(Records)
• • • •

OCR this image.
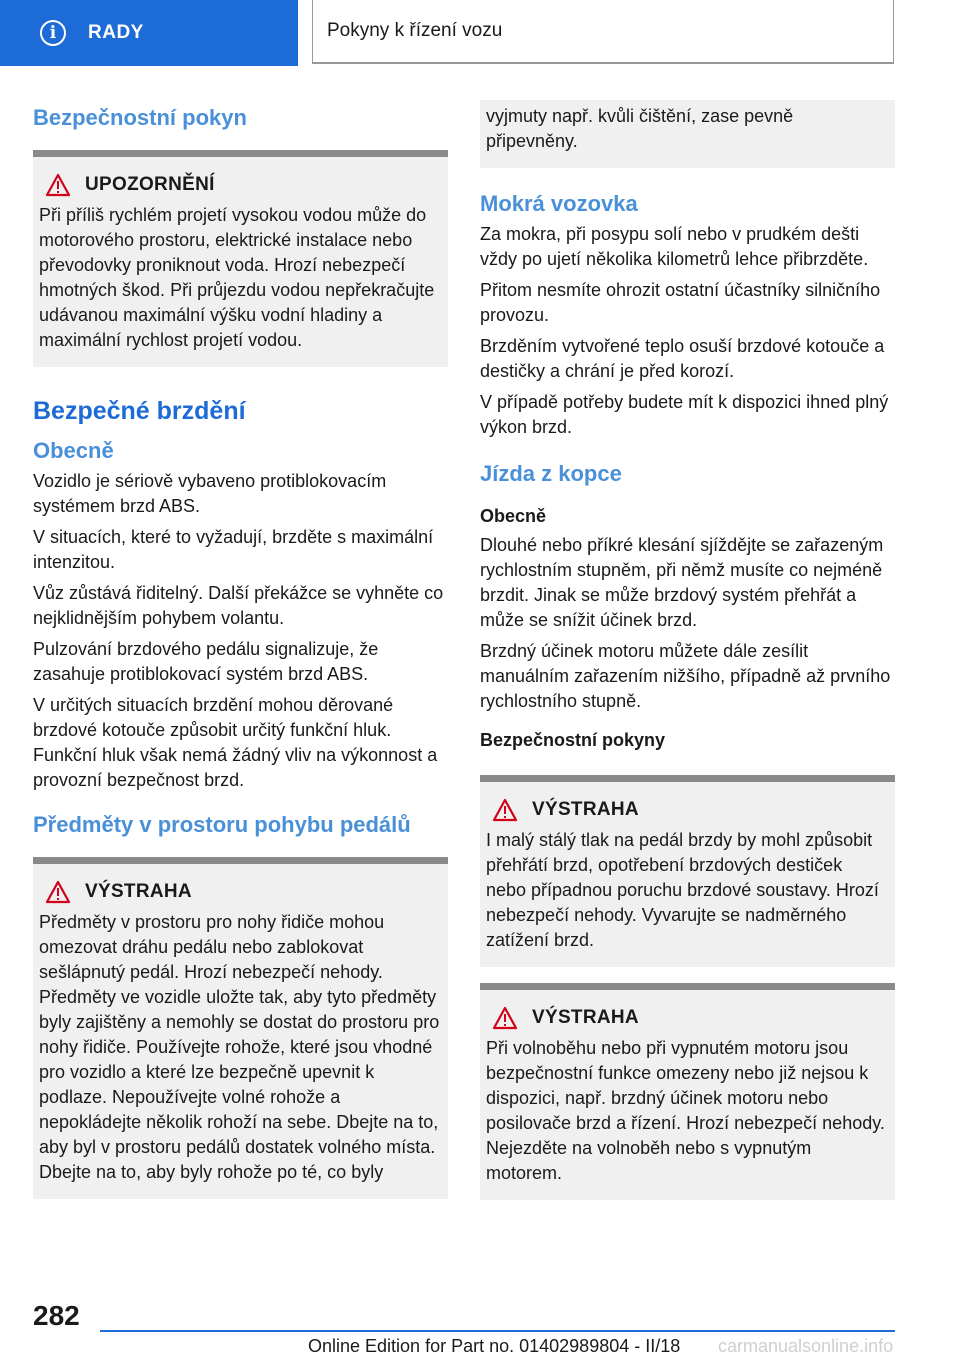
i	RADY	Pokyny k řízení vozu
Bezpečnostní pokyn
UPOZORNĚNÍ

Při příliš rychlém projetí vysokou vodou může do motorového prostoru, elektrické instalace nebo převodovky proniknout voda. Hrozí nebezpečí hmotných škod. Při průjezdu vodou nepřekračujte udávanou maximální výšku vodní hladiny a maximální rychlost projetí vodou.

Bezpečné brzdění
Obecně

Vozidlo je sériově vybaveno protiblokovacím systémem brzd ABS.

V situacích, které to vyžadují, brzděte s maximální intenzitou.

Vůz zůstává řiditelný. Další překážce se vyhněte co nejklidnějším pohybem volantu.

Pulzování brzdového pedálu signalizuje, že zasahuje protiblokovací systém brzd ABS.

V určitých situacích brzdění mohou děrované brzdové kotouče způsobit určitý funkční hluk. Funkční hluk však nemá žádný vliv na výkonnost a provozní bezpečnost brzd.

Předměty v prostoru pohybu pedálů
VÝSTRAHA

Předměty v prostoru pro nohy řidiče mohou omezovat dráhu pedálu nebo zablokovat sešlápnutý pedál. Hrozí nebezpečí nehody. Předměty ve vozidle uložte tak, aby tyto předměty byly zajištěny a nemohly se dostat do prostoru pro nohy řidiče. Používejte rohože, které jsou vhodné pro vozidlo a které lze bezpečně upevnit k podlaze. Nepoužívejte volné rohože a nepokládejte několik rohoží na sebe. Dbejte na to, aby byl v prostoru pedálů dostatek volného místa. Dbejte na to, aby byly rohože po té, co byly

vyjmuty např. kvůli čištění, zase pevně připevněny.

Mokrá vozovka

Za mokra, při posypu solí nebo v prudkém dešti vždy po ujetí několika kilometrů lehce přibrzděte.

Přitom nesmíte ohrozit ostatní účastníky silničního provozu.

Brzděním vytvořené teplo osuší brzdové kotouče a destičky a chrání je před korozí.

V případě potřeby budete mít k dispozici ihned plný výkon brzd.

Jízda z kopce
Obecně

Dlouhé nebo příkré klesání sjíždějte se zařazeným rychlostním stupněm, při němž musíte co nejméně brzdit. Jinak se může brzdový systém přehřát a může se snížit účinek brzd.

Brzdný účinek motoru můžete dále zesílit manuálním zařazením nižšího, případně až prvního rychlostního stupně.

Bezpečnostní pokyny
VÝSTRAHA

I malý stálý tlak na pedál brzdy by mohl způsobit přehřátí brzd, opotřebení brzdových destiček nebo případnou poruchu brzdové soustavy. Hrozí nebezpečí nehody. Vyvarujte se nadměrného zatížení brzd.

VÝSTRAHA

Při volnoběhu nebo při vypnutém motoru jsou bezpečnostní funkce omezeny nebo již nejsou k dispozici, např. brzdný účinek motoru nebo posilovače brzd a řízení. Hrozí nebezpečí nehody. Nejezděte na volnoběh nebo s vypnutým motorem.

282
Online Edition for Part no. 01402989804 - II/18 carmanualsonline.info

• • • •

TASK PROMPT: Skip the pictures and print each record exactly as it stands.

FULL RESPONSE:
OCR this image.
i	RADY	Pokyny k řízení vozu
Bezpečnostní pokyn
UPOZORNĚNÍ

Při příliš rychlém projetí vysokou vodou může do motorového prostoru, elektrické instalace nebo převodovky proniknout voda. Hrozí nebezpečí hmotných škod. Při průjezdu vodou nepřekračujte udávanou maximální výšku vodní hladiny a maximální rychlost projetí vodou.

Bezpečné brzdění
Obecně

Vozidlo je sériově vybaveno protiblokovacím systémem brzd ABS.

V situacích, které to vyžadují, brzděte s maximální intenzitou.

Vůz zůstává řiditelný. Další překážce se vyhněte co nejklidnějším pohybem volantu.

Pulzování brzdového pedálu signalizuje, že zasahuje protiblokovací systém brzd ABS.

V určitých situacích brzdění mohou děrované brzdové kotouče způsobit určitý funkční hluk. Funkční hluk však nemá žádný vliv na výkonnost a provozní bezpečnost brzd.

Předměty v prostoru pohybu pedálů
VÝSTRAHA

Předměty v prostoru pro nohy řidiče mohou omezovat dráhu pedálu nebo zablokovat sešlápnutý pedál. Hrozí nebezpečí nehody. Předměty ve vozidle uložte tak, aby tyto předměty byly zajištěny a nemohly se dostat do prostoru pro nohy řidiče. Používejte rohože, které jsou vhodné pro vozidlo a které lze bezpečně upevnit k podlaze. Nepoužívejte volné rohože a nepokládejte několik rohoží na sebe. Dbejte na to, aby byl v prostoru pedálů dostatek volného místa. Dbejte na to, aby byly rohože po té, co byly

vyjmuty např. kvůli čištění, zase pevně připevněny.

Mokrá vozovka

Za mokra, při posypu solí nebo v prudkém dešti vždy po ujetí několika kilometrů lehce přibrzděte.

Přitom nesmíte ohrozit ostatní účastníky silničního provozu.

Brzděním vytvořené teplo osuší brzdové kotouče a destičky a chrání je před korozí.

V případě potřeby budete mít k dispozici ihned plný výkon brzd.

Jízda z kopce
Obecně

Dlouhé nebo příkré klesání sjíždějte se zařazeným rychlostním stupněm, při němž musíte co nejméně brzdit. Jinak se může brzdový systém přehřát a může se snížit účinek brzd.

Brzdný účinek motoru můžete dále zesílit manuálním zařazením nižšího, případně až prvního rychlostního stupně.

Bezpečnostní pokyny
VÝSTRAHA

I malý stálý tlak na pedál brzdy by mohl způsobit přehřátí brzd, opotřebení brzdových destiček nebo případnou poruchu brzdové soustavy. Hrozí nebezpečí nehody. Vyvarujte se nadměrného zatížení brzd.

VÝSTRAHA

Při volnoběhu nebo při vypnutém motoru jsou bezpečnostní funkce omezeny nebo již nejsou k dispozici, např. brzdný účinek motoru nebo posilovače brzd a řízení. Hrozí nebezpečí nehody. Nejezděte na volnoběh nebo s vypnutým motorem.

282
Online Edition for Part no. 01402989804 - II/18 carmanualsonline.info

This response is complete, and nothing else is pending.